■ **YOUR OBJECTIVE**: Find the lines containing the word "Fuels" and copy every one of them.

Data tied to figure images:
* * *

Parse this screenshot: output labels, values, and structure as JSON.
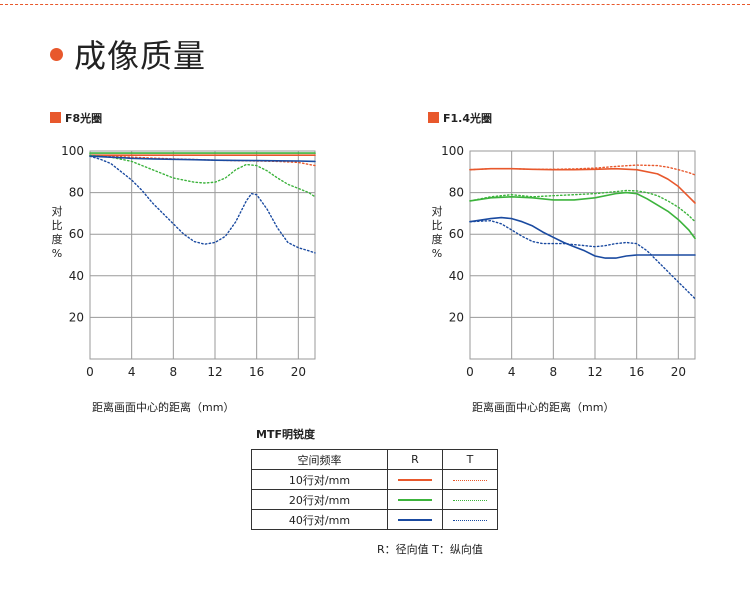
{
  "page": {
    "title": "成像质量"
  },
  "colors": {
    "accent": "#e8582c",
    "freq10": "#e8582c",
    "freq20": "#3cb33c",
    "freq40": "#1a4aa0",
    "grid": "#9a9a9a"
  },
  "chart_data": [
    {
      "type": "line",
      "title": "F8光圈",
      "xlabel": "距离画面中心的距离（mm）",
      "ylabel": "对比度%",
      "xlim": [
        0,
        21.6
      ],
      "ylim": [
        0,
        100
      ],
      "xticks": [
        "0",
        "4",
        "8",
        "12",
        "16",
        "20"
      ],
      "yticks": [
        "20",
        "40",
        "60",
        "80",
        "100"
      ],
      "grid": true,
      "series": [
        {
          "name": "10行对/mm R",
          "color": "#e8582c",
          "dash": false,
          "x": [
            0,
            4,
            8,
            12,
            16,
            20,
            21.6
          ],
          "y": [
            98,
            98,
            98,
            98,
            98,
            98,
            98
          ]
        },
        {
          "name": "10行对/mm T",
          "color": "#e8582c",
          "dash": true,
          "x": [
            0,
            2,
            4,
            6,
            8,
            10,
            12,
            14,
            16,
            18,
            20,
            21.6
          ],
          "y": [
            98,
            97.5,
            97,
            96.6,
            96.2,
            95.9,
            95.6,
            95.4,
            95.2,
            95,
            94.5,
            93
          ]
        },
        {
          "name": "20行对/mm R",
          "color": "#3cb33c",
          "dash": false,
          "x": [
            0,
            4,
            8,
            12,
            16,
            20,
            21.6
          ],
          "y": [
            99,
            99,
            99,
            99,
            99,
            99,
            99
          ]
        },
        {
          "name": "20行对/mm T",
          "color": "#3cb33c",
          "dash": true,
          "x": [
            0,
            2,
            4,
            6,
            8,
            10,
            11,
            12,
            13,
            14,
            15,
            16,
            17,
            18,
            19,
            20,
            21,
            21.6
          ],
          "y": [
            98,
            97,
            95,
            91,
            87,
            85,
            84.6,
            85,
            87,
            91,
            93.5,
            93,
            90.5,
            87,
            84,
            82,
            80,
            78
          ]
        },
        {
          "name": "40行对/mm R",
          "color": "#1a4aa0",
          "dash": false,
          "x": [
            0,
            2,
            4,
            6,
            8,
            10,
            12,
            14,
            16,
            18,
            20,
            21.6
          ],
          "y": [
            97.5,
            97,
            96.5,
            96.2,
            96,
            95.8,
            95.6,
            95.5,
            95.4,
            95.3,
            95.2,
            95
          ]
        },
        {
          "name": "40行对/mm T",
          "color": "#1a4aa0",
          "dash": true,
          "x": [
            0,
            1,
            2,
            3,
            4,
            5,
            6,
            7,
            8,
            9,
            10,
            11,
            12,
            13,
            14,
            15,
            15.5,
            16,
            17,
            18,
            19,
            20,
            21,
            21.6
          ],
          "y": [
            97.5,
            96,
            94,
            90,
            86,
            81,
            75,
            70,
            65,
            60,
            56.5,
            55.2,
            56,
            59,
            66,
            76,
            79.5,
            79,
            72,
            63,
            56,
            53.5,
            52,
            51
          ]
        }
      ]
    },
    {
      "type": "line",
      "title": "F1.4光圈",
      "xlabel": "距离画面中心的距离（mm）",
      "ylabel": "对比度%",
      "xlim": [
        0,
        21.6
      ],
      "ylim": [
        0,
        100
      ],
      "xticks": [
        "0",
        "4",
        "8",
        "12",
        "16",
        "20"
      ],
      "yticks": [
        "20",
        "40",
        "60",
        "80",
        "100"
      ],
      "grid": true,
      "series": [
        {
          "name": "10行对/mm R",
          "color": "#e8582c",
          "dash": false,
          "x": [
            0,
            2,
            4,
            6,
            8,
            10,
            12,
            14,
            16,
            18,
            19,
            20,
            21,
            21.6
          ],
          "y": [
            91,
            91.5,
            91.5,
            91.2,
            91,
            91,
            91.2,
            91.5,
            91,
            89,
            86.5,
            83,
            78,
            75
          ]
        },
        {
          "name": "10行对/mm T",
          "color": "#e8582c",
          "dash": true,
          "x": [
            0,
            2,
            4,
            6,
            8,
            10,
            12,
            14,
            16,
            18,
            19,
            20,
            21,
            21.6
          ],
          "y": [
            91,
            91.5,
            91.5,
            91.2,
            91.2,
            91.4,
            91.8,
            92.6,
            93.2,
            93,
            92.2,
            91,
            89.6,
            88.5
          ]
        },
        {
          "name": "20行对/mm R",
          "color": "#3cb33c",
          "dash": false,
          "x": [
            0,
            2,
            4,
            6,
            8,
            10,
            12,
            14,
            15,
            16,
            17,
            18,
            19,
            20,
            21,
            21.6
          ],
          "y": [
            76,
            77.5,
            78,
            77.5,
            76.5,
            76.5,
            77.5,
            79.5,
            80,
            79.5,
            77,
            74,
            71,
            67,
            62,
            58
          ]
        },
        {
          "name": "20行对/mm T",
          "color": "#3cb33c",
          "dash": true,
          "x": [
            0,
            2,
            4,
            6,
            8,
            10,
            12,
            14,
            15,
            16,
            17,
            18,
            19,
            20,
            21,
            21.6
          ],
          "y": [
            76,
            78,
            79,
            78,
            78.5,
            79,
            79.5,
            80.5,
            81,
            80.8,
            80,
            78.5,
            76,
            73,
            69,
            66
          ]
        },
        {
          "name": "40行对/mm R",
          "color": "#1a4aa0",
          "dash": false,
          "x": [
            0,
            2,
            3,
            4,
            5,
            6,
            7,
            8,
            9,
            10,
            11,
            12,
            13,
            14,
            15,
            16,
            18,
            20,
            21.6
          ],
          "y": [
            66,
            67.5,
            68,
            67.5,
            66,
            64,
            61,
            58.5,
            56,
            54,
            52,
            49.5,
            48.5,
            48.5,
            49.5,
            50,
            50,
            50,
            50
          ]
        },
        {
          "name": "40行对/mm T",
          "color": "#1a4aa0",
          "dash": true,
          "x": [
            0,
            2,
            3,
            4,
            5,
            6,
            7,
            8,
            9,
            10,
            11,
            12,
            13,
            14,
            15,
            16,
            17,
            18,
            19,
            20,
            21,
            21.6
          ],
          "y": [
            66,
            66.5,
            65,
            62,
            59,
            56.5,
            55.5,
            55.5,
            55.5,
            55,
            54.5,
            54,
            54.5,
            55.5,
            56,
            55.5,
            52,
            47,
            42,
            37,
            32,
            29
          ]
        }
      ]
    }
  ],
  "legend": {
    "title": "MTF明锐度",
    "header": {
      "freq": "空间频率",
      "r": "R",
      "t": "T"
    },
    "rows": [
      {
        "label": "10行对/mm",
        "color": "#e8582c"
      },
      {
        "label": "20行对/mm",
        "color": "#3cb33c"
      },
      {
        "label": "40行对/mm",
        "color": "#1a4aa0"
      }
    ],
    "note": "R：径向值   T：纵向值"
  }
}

* * *

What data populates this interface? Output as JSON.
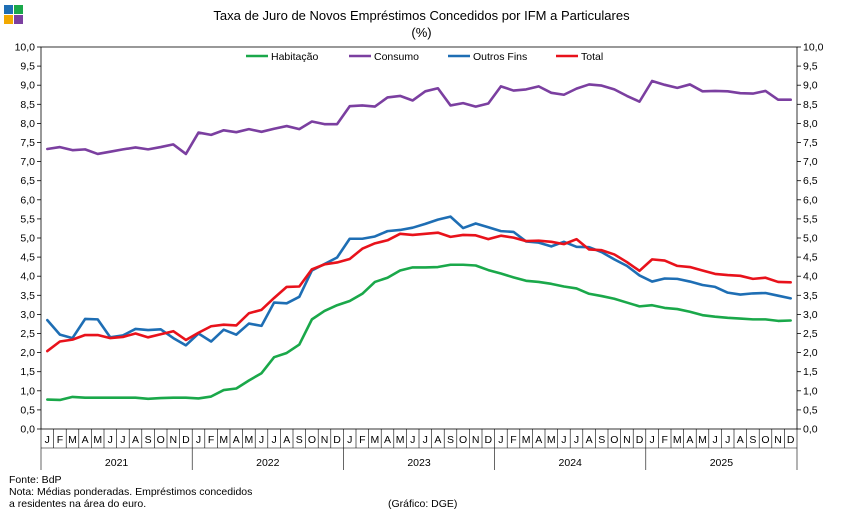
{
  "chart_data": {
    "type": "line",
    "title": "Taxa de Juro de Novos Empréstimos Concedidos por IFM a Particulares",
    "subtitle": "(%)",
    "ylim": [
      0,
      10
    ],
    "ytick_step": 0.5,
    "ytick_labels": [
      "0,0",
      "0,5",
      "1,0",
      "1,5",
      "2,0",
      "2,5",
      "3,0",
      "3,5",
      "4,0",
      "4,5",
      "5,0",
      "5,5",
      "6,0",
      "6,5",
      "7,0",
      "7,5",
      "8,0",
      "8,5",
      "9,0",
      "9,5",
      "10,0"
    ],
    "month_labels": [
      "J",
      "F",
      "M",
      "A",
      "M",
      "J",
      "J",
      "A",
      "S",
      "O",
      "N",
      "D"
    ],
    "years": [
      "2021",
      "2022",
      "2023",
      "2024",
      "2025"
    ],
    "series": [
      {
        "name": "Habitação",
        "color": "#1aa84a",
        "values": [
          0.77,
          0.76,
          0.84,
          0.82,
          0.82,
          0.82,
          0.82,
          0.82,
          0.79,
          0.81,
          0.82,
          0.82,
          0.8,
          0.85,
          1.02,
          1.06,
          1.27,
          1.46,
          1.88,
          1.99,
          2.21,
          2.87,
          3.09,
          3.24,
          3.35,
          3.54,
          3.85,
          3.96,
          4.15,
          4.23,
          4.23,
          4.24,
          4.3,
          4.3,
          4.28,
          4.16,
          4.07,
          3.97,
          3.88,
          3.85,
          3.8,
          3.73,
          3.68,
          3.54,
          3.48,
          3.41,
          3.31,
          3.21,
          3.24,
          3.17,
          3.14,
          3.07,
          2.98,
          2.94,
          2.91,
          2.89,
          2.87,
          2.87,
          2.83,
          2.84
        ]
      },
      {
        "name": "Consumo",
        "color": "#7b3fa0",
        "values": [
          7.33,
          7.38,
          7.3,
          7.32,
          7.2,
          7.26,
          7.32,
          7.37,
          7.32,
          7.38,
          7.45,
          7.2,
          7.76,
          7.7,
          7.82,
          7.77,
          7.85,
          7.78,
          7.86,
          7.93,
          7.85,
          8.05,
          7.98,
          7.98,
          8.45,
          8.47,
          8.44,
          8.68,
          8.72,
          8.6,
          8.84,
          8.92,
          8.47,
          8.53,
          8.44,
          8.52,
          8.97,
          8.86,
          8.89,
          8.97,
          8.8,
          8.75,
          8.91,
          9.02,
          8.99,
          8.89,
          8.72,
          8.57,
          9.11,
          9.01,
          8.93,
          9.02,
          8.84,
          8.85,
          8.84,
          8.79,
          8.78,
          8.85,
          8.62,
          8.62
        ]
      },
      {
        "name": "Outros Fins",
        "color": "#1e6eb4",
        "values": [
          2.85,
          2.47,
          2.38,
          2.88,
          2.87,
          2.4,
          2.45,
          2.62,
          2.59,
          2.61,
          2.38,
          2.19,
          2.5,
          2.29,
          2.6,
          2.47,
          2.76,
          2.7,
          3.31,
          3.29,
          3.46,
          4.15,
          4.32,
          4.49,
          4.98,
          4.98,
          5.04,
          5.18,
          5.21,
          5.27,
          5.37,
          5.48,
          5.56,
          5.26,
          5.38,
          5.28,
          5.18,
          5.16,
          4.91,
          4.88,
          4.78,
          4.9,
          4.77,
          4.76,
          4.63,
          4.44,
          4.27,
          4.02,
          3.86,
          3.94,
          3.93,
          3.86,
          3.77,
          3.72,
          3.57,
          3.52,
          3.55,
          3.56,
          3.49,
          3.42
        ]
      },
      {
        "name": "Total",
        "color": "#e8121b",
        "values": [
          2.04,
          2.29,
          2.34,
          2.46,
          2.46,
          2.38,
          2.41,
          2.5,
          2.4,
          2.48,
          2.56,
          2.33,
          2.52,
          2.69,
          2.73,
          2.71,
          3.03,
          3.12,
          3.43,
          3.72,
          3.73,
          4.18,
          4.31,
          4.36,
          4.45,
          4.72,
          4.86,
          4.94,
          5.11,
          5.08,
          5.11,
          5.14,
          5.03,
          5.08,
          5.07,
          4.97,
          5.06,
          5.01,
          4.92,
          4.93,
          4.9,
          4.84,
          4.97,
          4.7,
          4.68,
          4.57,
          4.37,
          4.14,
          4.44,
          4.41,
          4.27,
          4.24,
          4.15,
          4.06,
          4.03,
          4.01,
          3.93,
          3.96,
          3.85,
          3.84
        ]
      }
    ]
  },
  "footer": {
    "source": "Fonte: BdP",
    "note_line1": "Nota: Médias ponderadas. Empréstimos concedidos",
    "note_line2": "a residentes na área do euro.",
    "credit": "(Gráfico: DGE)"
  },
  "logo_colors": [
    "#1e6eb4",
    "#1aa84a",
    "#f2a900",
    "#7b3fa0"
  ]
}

* * *

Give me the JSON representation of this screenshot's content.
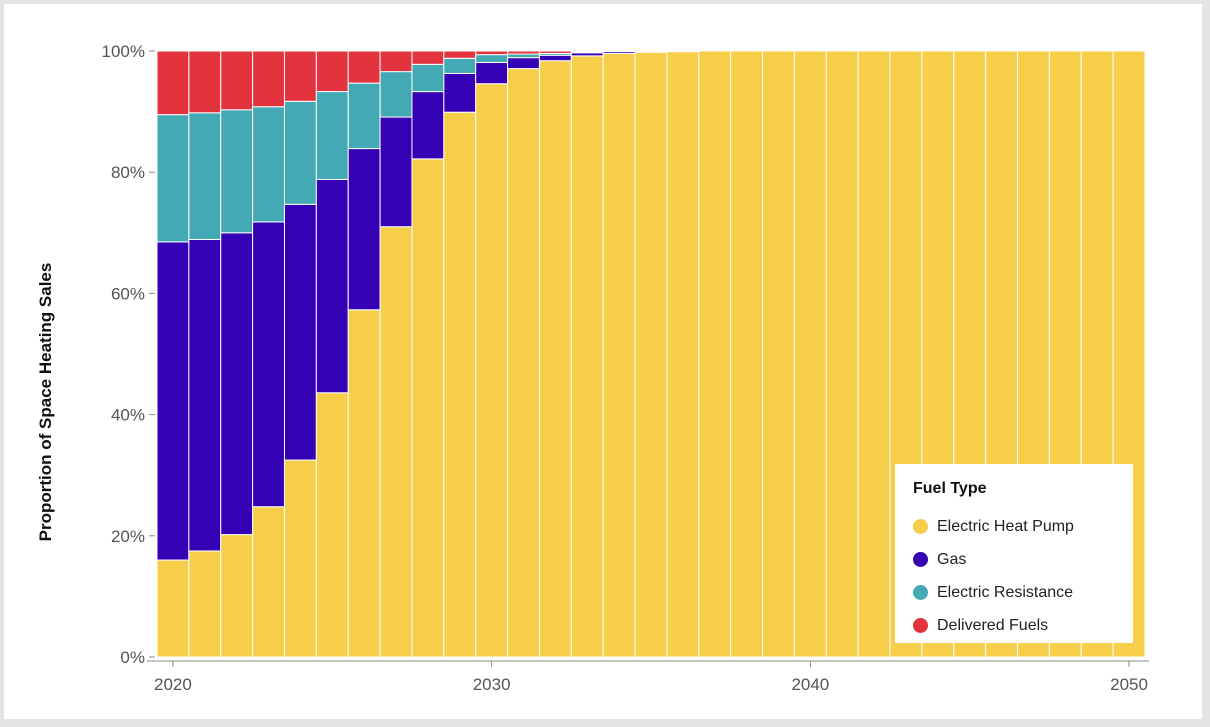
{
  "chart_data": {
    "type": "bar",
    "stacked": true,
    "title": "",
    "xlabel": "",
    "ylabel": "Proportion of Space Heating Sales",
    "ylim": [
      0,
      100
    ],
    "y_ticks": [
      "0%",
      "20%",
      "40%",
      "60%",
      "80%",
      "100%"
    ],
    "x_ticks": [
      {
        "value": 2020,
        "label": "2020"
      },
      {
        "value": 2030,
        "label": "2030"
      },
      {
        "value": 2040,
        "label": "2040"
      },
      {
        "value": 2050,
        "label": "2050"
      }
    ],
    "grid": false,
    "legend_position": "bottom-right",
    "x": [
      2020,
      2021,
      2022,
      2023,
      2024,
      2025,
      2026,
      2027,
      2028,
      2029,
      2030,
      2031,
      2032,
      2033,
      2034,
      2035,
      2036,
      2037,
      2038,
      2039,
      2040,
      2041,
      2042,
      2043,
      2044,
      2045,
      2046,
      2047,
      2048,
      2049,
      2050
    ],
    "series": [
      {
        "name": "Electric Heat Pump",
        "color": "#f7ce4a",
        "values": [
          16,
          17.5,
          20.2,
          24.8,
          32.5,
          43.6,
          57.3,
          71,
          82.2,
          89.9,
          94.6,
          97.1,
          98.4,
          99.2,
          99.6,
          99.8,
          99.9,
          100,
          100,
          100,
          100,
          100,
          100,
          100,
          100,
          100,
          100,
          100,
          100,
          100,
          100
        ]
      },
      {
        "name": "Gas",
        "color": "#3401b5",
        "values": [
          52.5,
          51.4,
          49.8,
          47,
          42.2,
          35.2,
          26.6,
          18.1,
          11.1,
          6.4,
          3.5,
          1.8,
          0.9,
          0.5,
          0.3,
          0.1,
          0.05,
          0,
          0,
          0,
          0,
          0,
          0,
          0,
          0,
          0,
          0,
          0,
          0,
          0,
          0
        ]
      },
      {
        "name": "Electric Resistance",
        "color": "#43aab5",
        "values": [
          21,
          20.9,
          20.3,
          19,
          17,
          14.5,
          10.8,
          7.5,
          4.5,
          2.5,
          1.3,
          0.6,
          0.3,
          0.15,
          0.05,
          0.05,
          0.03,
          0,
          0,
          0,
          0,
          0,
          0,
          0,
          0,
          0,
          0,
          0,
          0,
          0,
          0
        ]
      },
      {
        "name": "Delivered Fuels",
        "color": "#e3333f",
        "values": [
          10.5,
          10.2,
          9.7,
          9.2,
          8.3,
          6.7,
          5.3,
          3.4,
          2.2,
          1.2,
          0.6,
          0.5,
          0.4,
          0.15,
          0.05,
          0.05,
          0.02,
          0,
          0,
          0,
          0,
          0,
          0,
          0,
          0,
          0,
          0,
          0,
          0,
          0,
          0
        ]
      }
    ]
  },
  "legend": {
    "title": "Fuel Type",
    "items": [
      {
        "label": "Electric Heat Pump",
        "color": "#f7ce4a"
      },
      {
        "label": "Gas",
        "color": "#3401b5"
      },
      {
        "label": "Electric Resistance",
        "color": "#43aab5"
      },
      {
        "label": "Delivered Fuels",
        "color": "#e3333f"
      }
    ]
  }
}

* * *

■ **TASK ANSWER**:
        "name": "Delivered Fuels",
        "label": "Delivered Fuels",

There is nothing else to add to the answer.